- **What the task asks**: Go through the records and copy each line where the word "traffic" occurs.
:: Records shown ::
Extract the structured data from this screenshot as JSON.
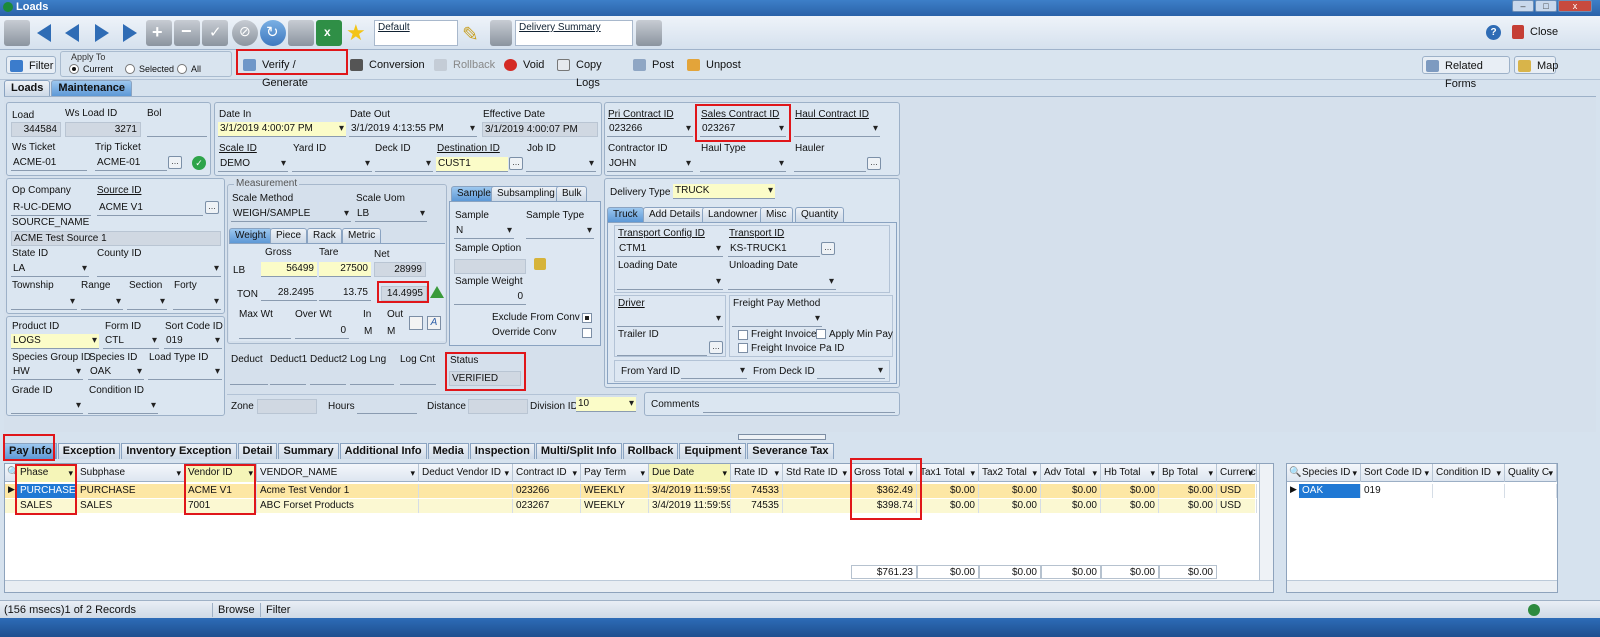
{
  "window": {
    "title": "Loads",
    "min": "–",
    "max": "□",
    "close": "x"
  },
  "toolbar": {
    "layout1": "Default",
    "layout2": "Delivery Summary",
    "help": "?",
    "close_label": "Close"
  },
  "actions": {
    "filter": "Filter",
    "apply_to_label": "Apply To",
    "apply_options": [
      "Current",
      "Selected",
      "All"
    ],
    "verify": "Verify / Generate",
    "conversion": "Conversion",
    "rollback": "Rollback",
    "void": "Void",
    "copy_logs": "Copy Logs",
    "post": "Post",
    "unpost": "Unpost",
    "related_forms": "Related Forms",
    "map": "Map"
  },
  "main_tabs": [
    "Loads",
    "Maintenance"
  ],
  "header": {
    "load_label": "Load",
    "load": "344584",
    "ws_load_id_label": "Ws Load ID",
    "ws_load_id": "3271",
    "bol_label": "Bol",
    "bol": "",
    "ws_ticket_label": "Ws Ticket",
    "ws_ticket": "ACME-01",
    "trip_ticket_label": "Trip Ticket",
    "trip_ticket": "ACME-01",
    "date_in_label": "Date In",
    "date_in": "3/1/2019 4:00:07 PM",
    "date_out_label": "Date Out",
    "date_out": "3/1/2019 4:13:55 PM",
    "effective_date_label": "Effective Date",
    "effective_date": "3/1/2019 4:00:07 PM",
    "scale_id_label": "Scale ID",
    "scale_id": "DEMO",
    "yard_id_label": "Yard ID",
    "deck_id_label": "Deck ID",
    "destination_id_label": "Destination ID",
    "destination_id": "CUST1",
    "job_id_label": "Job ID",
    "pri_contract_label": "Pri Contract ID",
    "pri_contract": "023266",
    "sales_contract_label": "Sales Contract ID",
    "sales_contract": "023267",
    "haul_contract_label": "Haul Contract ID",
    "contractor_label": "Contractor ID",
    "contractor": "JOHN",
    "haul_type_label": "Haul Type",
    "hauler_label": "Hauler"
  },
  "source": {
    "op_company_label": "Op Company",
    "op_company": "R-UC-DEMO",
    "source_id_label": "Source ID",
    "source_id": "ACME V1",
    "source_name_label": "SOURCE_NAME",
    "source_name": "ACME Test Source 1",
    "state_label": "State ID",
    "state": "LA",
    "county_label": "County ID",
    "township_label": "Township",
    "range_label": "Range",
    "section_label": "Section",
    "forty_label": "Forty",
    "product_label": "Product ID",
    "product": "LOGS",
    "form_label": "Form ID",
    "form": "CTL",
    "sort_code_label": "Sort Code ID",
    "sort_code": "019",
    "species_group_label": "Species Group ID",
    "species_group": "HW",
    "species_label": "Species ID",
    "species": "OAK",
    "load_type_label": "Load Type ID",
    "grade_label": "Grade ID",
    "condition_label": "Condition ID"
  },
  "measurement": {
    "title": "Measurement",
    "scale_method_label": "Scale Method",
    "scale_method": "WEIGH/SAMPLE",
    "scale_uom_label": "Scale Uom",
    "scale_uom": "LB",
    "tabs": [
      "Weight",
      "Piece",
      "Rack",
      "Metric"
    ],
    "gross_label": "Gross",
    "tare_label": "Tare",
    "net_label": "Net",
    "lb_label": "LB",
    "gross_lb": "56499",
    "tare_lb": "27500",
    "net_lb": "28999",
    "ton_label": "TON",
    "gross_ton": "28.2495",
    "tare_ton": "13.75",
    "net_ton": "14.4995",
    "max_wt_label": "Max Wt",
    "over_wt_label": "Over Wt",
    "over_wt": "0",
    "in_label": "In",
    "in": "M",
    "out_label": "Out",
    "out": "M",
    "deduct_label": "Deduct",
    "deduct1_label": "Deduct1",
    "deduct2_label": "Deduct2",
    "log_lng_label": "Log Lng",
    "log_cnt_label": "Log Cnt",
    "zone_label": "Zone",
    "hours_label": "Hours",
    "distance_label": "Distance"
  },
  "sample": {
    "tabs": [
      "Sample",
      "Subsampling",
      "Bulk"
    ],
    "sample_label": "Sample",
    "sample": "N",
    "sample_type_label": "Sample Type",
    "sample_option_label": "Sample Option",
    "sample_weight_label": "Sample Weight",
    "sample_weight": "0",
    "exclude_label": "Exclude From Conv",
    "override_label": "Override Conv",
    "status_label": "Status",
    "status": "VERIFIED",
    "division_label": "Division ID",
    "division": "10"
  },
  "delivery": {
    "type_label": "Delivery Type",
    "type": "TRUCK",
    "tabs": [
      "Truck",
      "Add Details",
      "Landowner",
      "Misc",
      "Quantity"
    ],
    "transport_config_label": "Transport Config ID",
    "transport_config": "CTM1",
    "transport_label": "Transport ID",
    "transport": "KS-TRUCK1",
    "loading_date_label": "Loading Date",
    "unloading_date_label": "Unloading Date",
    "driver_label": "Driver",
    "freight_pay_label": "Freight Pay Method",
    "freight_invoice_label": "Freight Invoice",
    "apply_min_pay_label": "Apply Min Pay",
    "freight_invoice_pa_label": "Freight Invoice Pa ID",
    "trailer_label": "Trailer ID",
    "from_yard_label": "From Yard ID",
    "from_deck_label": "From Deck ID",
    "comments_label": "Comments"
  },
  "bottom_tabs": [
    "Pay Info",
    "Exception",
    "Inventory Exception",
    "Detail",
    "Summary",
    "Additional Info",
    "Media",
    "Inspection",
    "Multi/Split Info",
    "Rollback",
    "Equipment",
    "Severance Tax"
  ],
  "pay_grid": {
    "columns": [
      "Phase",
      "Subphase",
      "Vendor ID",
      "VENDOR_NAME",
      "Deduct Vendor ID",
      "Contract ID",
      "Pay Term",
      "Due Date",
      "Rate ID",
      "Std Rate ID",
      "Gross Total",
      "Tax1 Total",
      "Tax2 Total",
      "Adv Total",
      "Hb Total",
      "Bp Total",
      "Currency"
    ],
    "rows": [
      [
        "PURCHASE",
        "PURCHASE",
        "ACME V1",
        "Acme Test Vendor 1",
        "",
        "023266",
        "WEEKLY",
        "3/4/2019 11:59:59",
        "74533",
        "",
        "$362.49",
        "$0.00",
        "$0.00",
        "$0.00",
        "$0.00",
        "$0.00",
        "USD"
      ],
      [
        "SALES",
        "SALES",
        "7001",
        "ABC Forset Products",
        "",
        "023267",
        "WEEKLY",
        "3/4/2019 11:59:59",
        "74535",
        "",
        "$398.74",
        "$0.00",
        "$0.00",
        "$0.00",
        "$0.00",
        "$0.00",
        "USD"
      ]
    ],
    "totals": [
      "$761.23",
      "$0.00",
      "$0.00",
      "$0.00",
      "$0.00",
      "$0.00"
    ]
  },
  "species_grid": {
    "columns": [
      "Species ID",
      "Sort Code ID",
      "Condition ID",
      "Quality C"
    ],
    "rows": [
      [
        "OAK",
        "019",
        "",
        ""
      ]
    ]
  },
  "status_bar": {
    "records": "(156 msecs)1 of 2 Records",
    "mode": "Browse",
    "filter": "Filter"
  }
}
:::
:: Records shown ::
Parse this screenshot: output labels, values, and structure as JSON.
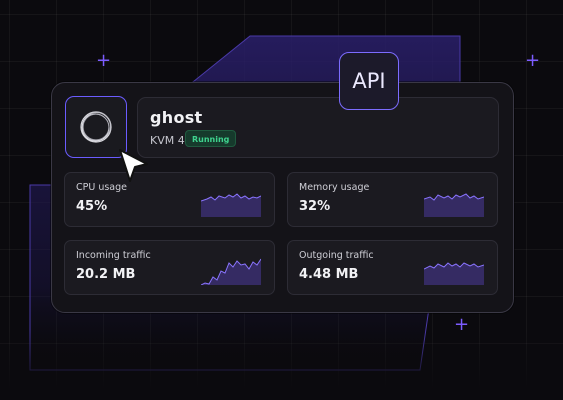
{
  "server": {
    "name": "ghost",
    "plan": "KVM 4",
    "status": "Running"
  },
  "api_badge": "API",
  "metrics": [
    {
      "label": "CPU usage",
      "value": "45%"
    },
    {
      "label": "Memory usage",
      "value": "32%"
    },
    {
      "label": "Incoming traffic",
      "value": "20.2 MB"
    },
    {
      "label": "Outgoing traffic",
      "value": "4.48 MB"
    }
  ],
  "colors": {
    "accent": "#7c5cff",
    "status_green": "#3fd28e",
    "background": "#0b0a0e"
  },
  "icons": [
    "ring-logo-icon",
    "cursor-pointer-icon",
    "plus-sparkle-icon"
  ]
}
:::
:: Records shown ::
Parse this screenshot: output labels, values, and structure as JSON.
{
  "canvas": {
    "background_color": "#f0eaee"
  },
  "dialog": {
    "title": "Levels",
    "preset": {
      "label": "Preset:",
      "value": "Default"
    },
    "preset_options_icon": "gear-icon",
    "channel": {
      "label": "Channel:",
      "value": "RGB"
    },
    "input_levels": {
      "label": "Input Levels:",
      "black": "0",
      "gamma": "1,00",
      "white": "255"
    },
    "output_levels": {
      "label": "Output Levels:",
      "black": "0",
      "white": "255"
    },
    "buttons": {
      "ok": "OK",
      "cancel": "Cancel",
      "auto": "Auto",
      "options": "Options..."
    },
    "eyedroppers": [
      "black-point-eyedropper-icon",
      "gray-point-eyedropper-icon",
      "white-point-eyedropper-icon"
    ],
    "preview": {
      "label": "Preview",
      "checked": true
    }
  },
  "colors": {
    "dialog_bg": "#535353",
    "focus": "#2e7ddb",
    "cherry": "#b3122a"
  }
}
:::
- **Problem solution**:
      "label": "Incoming traffic",
      "label": "Outgoing traffic",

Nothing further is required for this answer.